## WHAT YOU HAVE TO DO
Images must not appear in your copy; reproduce every other part of the records exactly.

---- RECORDS SHOWN

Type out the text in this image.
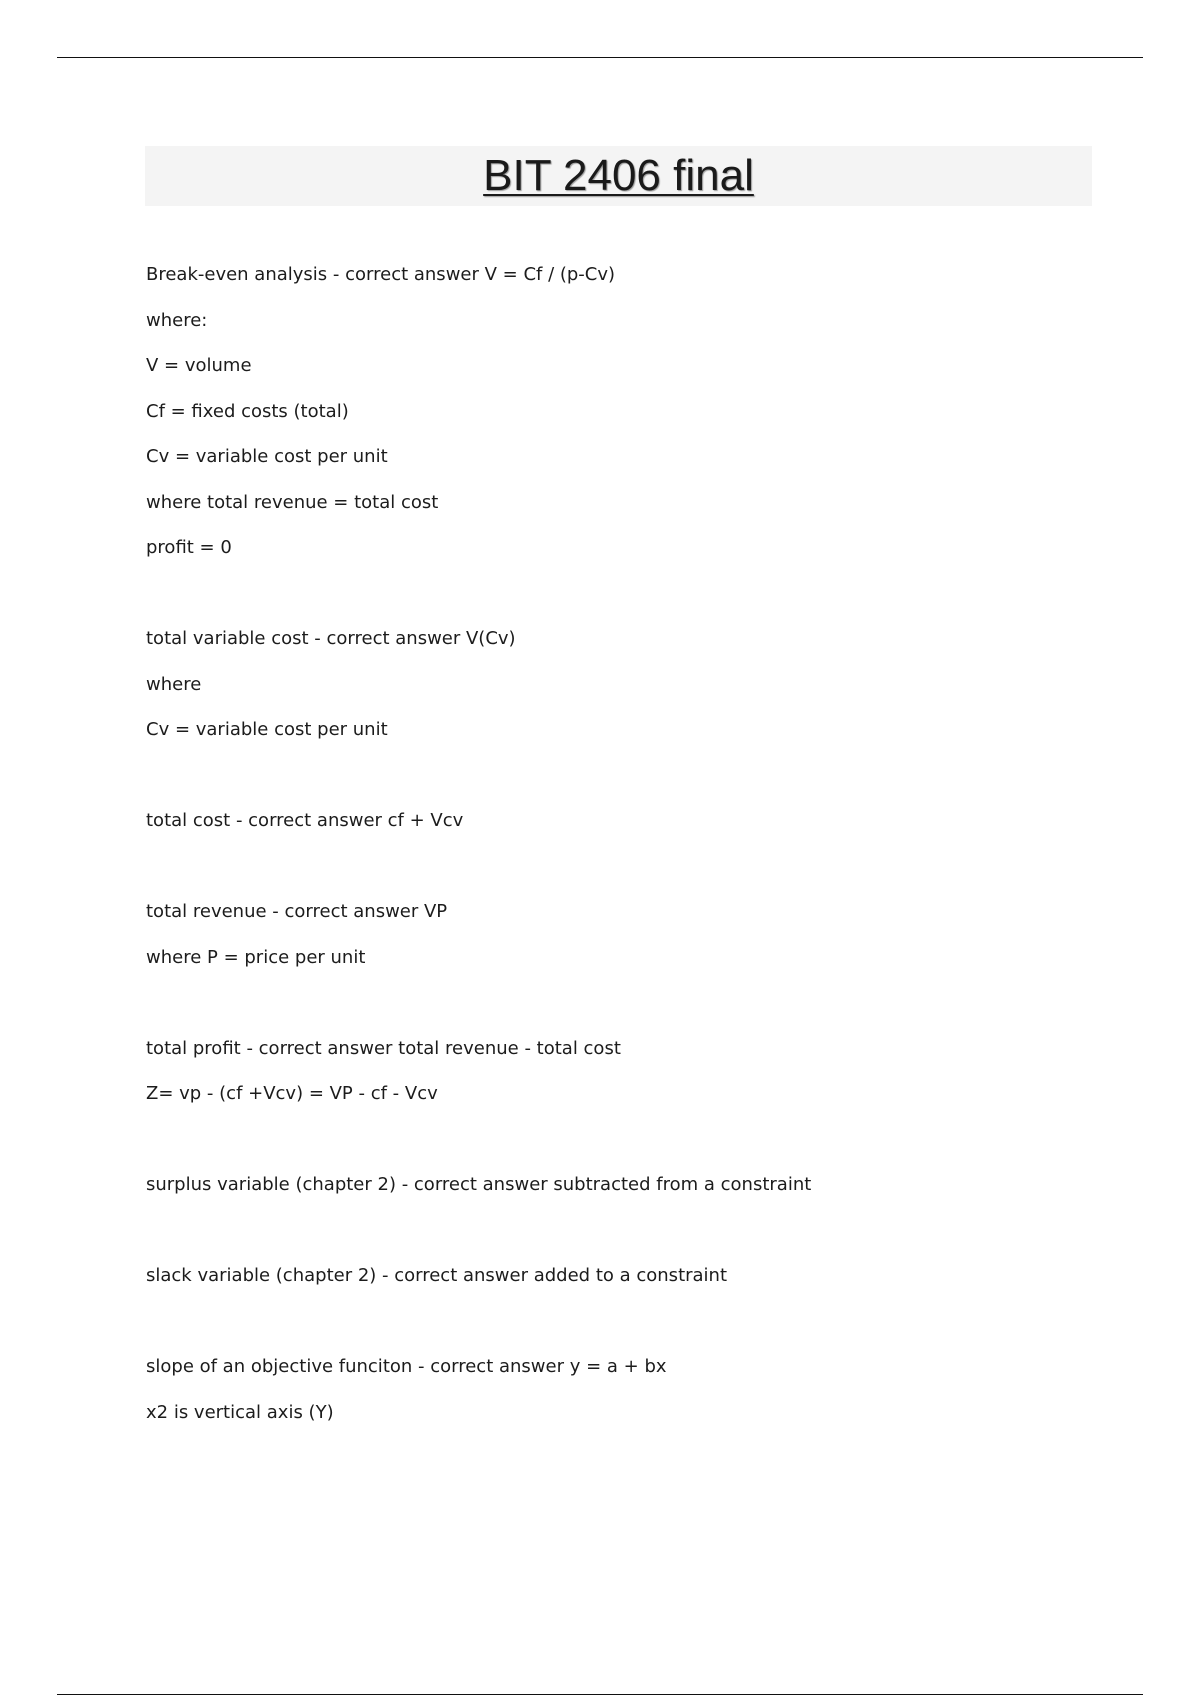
BIT 2406 final
Break-even analysis - correct answer V = Cf / (p-Cv)
where:
V = volume
Cf = fixed costs (total)
Cv = variable cost per unit
where total revenue = total cost
profit = 0
total variable cost - correct answer V(Cv)
where
Cv = variable cost per unit
total cost - correct answer cf + Vcv
total revenue - correct answer VP
where P = price per unit
total profit - correct answer total revenue - total cost
Z= vp - (cf +Vcv) = VP - cf - Vcv
surplus variable (chapter 2) - correct answer subtracted from a constraint
slack variable (chapter 2) - correct answer added to a constraint
slope of an objective funciton - correct answer y = a + bx
x2 is vertical axis (Y)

--------

## WORKED SOLUTION
Type out the text in this image.
BIT 2406 final
Break-even analysis - correct answer V = Cf / (p-Cv)
where:
V = volume
Cf = fixed costs (total)
Cv = variable cost per unit
where total revenue = total cost
profit = 0
total variable cost - correct answer V(Cv)
where
Cv = variable cost per unit
total cost - correct answer cf + Vcv
total revenue - correct answer VP
where P = price per unit
total profit - correct answer total revenue - total cost
Z= vp - (cf +Vcv) = VP - cf - Vcv
surplus variable (chapter 2) - correct answer subtracted from a constraint
slack variable (chapter 2) - correct answer added to a constraint
slope of an objective funciton - correct answer y = a + bx
x2 is vertical axis (Y)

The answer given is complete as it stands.